Determine how many lines carry the word "screenshot". Output that number only.
— Start of Exercise inputs —
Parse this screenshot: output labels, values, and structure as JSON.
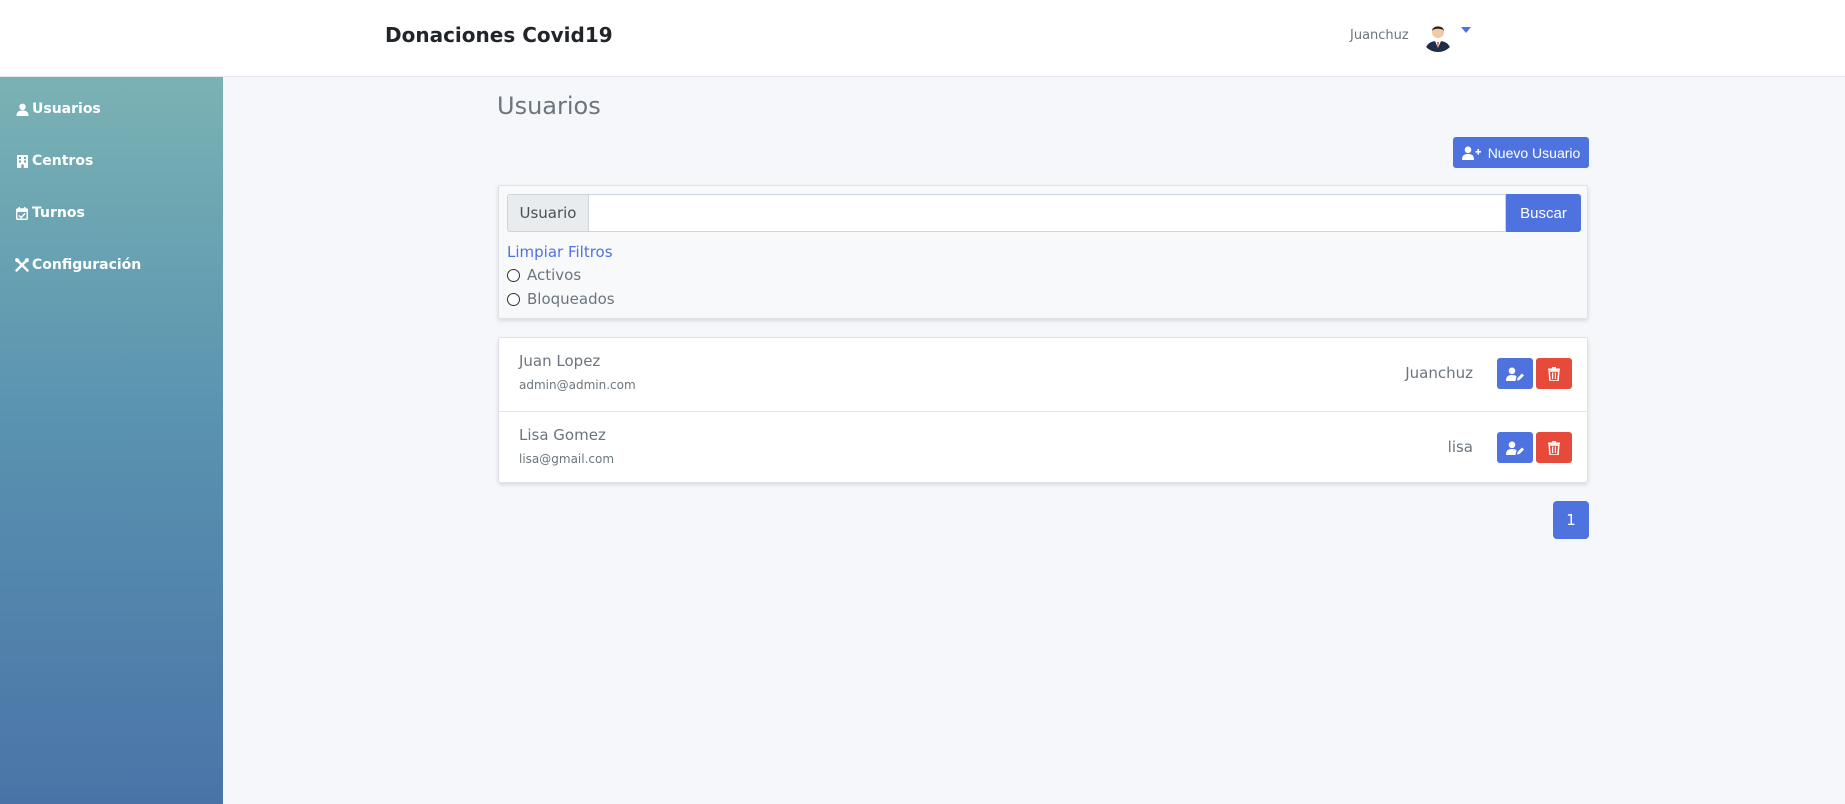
{
  "header": {
    "title": "Donaciones Covid19",
    "user_name": "Juanchuz"
  },
  "sidebar": {
    "items": [
      {
        "label": "Usuarios",
        "icon": "user-icon"
      },
      {
        "label": "Centros",
        "icon": "building-icon"
      },
      {
        "label": "Turnos",
        "icon": "calendar-check-icon"
      },
      {
        "label": "Configuración",
        "icon": "tools-icon"
      }
    ]
  },
  "main": {
    "title": "Usuarios",
    "new_button_label": "Nuevo Usuario",
    "filter": {
      "input_label": "Usuario",
      "input_value": "",
      "search_label": "Buscar",
      "clear_label": "Limpiar Filtros",
      "options": [
        "Activos",
        "Bloqueados"
      ]
    },
    "users": [
      {
        "name": "Juan Lopez",
        "email": "admin@admin.com",
        "username": "Juanchuz"
      },
      {
        "name": "Lisa Gomez",
        "email": "lisa@gmail.com",
        "username": "lisa"
      }
    ],
    "pagination": {
      "current_page": "1"
    }
  },
  "colors": {
    "primary": "#4e73df",
    "danger": "#e74a3b",
    "sidebar_top": "#7ab2b4",
    "sidebar_bottom": "#4a74a8"
  }
}
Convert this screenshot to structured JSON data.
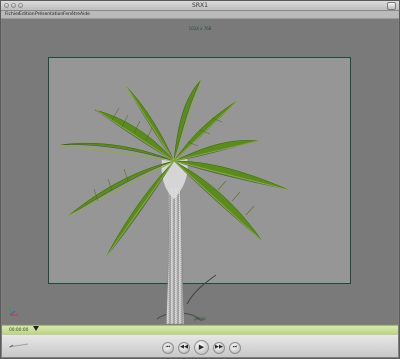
{
  "window": {
    "title": "SRX1"
  },
  "menubar": {
    "items": [
      "Fichier",
      "Edition",
      "Présentation",
      "Fenêtre",
      "Aide"
    ]
  },
  "viewport": {
    "resolution": "1024 x 768",
    "camera": "persp"
  },
  "playback": {
    "timecode": "00:00:00"
  },
  "controls": {
    "go_start_icon": "⏮",
    "step_back_icon": "◀◀",
    "play_icon": "▶",
    "step_forward_icon": "▶▶",
    "go_end_icon": "⏭"
  },
  "colors": {
    "titlebar": "#d2d2d2",
    "menubar": "#bababa",
    "gate_border": "#1a4a40",
    "timeline": "#c9dd98",
    "frond": "#6f9a27"
  }
}
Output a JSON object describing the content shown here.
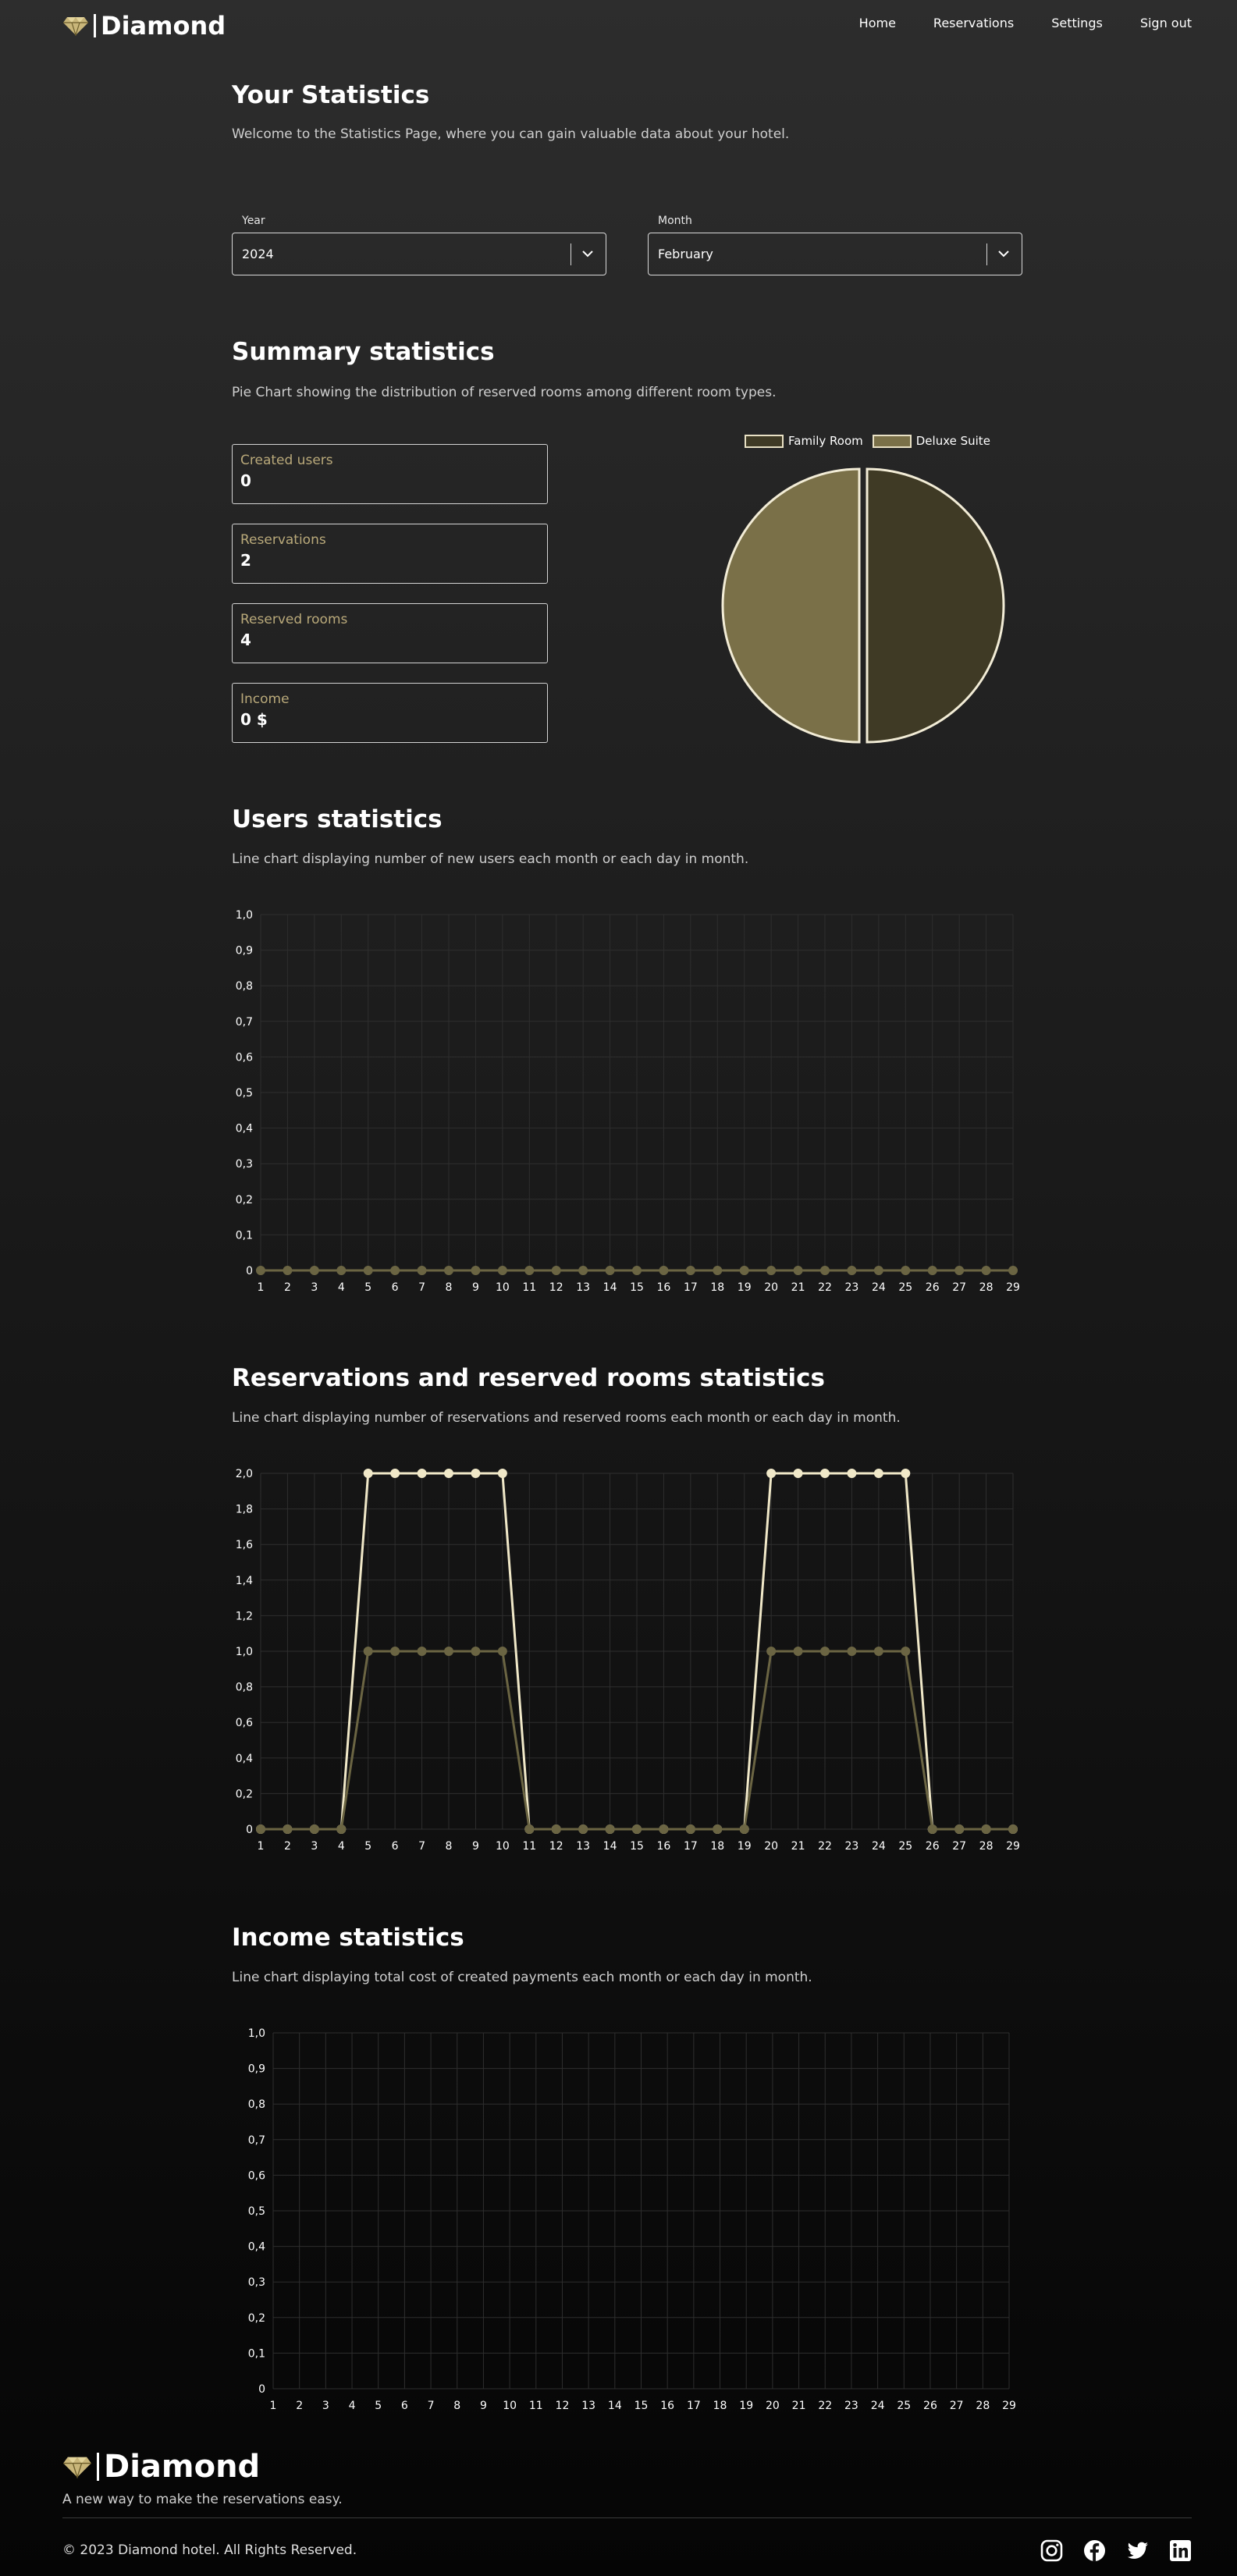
{
  "brand": {
    "name": "Diamond"
  },
  "nav": {
    "home": "Home",
    "reservations": "Reservations",
    "settings": "Settings",
    "sign_out": "Sign out"
  },
  "intro": {
    "title": "Your Statistics",
    "description": "Welcome to the Statistics Page, where you can gain valuable data about your hotel."
  },
  "filters": {
    "year_label": "Year",
    "year_value": "2024",
    "month_label": "Month",
    "month_value": "February"
  },
  "summary": {
    "title": "Summary statistics",
    "description": "Pie Chart showing the distribution of reserved rooms among different room types.",
    "stats": [
      {
        "label": "Created users",
        "value": "0"
      },
      {
        "label": "Reservations",
        "value": "2"
      },
      {
        "label": "Reserved rooms",
        "value": "4"
      },
      {
        "label": "Income",
        "value": "0 $"
      }
    ]
  },
  "users": {
    "title": "Users statistics",
    "description": "Line chart displaying number of new users each month or each day in month."
  },
  "reservations": {
    "title": "Reservations and reserved rooms statistics",
    "description": "Line chart displaying number of reservations and reserved rooms each month or each day in month."
  },
  "income": {
    "title": "Income statistics",
    "description": "Line chart displaying total cost of created payments each month or each day in month."
  },
  "footer": {
    "tagline": "A new way to make the reservations easy.",
    "copyright": "© 2023 Diamond hotel. All Rights Reserved.",
    "socials": [
      "instagram-icon",
      "facebook-icon",
      "twitter-icon",
      "linkedin-icon"
    ]
  },
  "colors": {
    "accent_gold": "#b9a97a",
    "pie_dark": "#3f3a25",
    "pie_light": "#7a7048",
    "line_light": "#f0e8c8",
    "line_dark": "#6b6543"
  },
  "chart_data": [
    {
      "type": "pie",
      "title": "",
      "legend": [
        "Family Room",
        "Deluxe Suite"
      ],
      "values": [
        2,
        2
      ],
      "legend_position": "top"
    },
    {
      "type": "line",
      "title": "",
      "x": [
        "1",
        "2",
        "3",
        "4",
        "5",
        "6",
        "7",
        "8",
        "9",
        "10",
        "11",
        "12",
        "13",
        "14",
        "15",
        "16",
        "17",
        "18",
        "19",
        "20",
        "21",
        "22",
        "23",
        "24",
        "25",
        "26",
        "27",
        "28",
        "29"
      ],
      "yticks": [
        "0",
        "0,1",
        "0,2",
        "0,3",
        "0,4",
        "0,5",
        "0,6",
        "0,7",
        "0,8",
        "0,9",
        "1,0"
      ],
      "ylim": [
        0,
        1
      ],
      "series": [
        {
          "values": [
            0,
            0,
            0,
            0,
            0,
            0,
            0,
            0,
            0,
            0,
            0,
            0,
            0,
            0,
            0,
            0,
            0,
            0,
            0,
            0,
            0,
            0,
            0,
            0,
            0,
            0,
            0,
            0,
            0
          ]
        }
      ],
      "grid": true
    },
    {
      "type": "line",
      "title": "",
      "x": [
        "1",
        "2",
        "3",
        "4",
        "5",
        "6",
        "7",
        "8",
        "9",
        "10",
        "11",
        "12",
        "13",
        "14",
        "15",
        "16",
        "17",
        "18",
        "19",
        "20",
        "21",
        "22",
        "23",
        "24",
        "25",
        "26",
        "27",
        "28",
        "29"
      ],
      "yticks": [
        "0",
        "0,2",
        "0,4",
        "0,6",
        "0,8",
        "1,0",
        "1,2",
        "1,4",
        "1,6",
        "1,8",
        "2,0"
      ],
      "ylim": [
        0,
        2
      ],
      "series": [
        {
          "values": [
            0,
            0,
            0,
            0,
            2,
            2,
            2,
            2,
            2,
            2,
            0,
            0,
            0,
            0,
            0,
            0,
            0,
            0,
            0,
            2,
            2,
            2,
            2,
            2,
            2,
            0,
            0,
            0,
            0
          ]
        },
        {
          "values": [
            0,
            0,
            0,
            0,
            1,
            1,
            1,
            1,
            1,
            1,
            0,
            0,
            0,
            0,
            0,
            0,
            0,
            0,
            0,
            1,
            1,
            1,
            1,
            1,
            1,
            0,
            0,
            0,
            0
          ]
        }
      ],
      "grid": true
    },
    {
      "type": "line",
      "title": "",
      "x": [
        "1",
        "2",
        "3",
        "4",
        "5",
        "6",
        "7",
        "8",
        "9",
        "10",
        "11",
        "12",
        "13",
        "14",
        "15",
        "16",
        "17",
        "18",
        "19",
        "20",
        "21",
        "22",
        "23",
        "24",
        "25",
        "26",
        "27",
        "28",
        "29"
      ],
      "yticks": [
        "0",
        "0,1",
        "0,2",
        "0,3",
        "0,4",
        "0,5",
        "0,6",
        "0,7",
        "0,8",
        "0,9",
        "1,0"
      ],
      "ylim": [
        0,
        1
      ],
      "series": [],
      "grid": true
    }
  ]
}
— End of Exercise inputs —
Solution
2